Stored data entries
☆ ☆ ☆ ☆
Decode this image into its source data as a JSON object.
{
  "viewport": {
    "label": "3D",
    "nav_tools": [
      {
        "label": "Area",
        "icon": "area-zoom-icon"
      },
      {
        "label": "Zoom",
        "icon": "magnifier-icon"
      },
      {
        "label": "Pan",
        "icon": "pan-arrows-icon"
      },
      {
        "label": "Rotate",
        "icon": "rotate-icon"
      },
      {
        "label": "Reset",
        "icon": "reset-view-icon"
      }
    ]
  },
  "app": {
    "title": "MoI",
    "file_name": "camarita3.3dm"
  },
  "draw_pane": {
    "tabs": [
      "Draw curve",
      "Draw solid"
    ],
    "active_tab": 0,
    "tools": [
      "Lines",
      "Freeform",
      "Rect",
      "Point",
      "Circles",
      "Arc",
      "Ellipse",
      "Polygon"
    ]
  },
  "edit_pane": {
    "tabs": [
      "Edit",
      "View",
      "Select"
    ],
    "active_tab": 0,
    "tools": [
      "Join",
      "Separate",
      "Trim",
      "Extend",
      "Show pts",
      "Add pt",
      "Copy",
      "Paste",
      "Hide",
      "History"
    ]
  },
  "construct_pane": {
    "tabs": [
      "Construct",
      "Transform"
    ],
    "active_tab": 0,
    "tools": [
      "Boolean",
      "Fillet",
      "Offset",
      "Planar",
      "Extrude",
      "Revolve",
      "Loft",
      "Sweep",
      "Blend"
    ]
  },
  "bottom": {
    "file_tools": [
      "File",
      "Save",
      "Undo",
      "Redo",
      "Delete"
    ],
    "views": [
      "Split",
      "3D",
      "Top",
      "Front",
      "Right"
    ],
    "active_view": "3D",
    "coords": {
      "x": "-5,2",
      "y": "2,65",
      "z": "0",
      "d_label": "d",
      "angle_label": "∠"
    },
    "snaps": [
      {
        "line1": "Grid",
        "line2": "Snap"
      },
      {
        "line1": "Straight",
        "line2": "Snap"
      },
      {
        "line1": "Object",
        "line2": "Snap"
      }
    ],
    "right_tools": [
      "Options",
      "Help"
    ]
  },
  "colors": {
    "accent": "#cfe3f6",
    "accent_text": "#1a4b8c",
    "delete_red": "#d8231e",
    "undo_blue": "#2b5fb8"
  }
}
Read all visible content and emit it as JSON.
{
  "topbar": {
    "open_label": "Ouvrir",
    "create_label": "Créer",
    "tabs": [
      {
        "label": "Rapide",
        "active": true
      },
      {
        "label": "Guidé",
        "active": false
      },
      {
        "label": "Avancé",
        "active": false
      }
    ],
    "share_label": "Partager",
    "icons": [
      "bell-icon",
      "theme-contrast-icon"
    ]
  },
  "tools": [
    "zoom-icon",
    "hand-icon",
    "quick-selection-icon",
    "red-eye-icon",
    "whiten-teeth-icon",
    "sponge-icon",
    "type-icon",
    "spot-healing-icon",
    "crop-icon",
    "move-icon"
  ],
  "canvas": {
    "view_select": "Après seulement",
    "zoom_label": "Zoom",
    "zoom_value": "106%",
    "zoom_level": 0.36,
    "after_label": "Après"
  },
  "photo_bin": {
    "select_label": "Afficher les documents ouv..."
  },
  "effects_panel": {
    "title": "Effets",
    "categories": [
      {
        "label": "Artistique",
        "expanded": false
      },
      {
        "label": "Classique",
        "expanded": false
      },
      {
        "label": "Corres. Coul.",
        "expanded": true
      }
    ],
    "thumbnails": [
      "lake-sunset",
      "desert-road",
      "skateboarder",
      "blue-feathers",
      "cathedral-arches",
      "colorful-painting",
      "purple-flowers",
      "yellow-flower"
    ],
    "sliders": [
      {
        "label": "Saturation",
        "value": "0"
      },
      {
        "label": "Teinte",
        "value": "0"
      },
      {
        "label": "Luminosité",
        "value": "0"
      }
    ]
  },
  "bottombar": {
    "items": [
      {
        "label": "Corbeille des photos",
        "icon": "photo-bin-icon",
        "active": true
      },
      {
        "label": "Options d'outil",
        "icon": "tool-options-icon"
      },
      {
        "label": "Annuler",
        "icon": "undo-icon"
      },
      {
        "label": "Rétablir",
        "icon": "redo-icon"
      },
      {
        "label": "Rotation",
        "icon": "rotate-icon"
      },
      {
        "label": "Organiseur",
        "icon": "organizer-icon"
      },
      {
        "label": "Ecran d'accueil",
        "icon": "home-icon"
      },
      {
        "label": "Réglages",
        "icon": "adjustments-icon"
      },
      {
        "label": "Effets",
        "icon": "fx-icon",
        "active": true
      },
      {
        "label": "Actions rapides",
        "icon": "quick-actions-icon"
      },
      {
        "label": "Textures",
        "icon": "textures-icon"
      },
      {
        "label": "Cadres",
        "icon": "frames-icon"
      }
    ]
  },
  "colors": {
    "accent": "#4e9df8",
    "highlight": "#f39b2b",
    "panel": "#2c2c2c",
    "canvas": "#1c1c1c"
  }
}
☆ ☆ ☆ ☆
◆ TASK DIRECTIONS
Using the listing, say how many lines include the word "quick", and add nothing else.

◆ COMPLETE OUTPUT
2